• **CHALLENGE**: Using the entries below, output exactly the line containing "Type out the text in this image." and all lines that follow it to the end.
--- GIVEN ENTRIES ---
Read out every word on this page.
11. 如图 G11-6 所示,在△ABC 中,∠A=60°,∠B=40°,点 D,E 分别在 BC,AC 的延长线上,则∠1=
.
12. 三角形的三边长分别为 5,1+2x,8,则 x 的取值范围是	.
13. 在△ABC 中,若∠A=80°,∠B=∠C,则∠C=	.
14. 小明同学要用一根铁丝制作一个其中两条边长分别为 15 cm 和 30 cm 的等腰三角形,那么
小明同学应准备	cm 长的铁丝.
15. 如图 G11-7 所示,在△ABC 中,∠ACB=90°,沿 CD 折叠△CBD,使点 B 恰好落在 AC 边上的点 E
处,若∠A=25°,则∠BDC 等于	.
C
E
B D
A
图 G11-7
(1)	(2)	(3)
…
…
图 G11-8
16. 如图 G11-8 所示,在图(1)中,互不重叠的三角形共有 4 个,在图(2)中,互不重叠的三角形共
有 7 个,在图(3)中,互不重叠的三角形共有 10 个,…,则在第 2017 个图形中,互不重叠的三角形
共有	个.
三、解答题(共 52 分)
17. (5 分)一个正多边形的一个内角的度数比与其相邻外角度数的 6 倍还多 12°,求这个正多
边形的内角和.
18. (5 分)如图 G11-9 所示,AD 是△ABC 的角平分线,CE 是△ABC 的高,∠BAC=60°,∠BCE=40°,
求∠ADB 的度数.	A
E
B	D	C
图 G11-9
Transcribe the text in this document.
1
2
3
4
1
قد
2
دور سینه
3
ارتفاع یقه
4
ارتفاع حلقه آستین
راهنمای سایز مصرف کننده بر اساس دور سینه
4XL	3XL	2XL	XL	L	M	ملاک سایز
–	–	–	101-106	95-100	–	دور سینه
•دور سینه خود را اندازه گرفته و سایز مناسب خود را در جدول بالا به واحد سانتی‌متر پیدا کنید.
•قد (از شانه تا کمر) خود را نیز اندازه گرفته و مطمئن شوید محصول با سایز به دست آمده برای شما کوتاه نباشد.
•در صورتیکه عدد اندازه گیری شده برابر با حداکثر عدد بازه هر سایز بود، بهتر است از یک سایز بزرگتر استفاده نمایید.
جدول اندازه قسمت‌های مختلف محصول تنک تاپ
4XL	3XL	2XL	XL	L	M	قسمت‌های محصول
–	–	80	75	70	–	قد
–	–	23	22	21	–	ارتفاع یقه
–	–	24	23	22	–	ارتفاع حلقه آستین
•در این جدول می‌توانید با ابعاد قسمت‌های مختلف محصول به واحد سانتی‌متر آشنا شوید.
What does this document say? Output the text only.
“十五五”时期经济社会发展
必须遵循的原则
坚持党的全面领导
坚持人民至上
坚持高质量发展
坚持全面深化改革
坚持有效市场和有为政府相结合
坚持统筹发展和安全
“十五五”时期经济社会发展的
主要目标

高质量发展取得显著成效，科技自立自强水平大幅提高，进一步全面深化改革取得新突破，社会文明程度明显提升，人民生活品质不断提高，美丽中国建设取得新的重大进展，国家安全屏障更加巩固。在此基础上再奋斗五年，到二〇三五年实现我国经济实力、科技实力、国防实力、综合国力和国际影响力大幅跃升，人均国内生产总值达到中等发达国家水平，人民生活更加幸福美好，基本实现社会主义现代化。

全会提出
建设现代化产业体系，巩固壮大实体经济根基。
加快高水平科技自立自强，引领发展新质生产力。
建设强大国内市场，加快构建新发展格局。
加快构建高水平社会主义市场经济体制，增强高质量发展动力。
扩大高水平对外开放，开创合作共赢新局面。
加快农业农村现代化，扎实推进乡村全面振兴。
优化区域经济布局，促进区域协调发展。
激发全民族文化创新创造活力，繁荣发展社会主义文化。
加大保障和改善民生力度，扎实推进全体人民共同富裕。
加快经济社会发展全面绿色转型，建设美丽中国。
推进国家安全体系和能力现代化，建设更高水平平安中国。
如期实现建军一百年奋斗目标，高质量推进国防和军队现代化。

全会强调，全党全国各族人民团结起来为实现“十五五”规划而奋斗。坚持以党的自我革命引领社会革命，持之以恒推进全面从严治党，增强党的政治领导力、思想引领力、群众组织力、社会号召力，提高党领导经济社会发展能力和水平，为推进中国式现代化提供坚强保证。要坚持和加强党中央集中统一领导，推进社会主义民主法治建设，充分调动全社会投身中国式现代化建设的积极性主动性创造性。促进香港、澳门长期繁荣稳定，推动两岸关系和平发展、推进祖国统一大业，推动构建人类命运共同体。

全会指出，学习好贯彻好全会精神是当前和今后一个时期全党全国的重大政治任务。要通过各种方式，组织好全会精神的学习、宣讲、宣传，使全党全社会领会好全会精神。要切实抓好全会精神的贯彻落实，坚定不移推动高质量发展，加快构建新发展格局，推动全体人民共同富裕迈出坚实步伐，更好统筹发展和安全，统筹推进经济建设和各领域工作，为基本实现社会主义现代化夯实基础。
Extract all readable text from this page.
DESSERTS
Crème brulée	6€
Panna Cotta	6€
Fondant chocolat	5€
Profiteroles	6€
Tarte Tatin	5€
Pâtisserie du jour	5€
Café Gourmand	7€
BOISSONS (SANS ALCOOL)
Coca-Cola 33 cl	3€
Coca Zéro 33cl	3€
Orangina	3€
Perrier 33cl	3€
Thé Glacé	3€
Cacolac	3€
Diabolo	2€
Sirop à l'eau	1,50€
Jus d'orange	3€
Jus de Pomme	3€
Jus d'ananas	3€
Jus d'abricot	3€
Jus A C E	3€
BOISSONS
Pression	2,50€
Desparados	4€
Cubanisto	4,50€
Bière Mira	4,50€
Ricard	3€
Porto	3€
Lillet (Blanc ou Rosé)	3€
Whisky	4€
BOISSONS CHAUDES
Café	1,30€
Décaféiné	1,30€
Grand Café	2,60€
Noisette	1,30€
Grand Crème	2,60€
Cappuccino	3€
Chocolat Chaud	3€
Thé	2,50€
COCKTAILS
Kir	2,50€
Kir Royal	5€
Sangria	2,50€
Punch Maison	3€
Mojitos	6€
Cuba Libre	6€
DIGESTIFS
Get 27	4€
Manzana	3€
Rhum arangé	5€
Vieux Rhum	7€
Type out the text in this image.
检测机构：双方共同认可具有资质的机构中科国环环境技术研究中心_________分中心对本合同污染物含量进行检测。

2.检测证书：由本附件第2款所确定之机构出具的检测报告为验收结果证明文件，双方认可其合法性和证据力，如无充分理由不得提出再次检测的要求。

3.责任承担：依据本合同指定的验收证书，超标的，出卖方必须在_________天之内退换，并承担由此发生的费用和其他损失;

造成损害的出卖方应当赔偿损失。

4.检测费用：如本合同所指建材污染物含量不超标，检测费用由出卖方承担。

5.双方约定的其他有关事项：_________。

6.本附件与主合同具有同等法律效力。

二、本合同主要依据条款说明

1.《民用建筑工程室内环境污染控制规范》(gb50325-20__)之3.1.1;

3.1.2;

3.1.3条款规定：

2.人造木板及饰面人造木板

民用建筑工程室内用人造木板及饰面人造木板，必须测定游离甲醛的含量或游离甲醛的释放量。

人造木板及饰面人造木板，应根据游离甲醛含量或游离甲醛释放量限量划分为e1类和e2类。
---
• **THE REPLY**:
Type out the text in this image.
检测机构：双方共同认可具有资质的机构中科国环环境技术研究中心_________分中心对本合同污染物含量进行检测。

2.检测证书：由本附件第2款所确定之机构出具的检测报告为验收结果证明文件，双方认可其合法性和证据力，如无充分理由不得提出再次检测的要求。

3.责任承担：依据本合同指定的验收证书，超标的，出卖方必须在_________天之内退换，并承担由此发生的费用和其他损失;

造成损害的出卖方应当赔偿损失。

4.检测费用：如本合同所指建材污染物含量不超标，检测费用由出卖方承担。

5.双方约定的其他有关事项：_________。

6.本附件与主合同具有同等法律效力。

二、本合同主要依据条款说明

1.《民用建筑工程室内环境污染控制规范》(gb50325-20__)之3.1.1;

3.1.2;

3.1.3条款规定：

2.人造木板及饰面人造木板

民用建筑工程室内用人造木板及饰面人造木板，必须测定游离甲醛的含量或游离甲醛的释放量。

人造木板及饰面人造木板，应根据游离甲醛含量或游离甲醛释放量限量划分为e1类和e2类。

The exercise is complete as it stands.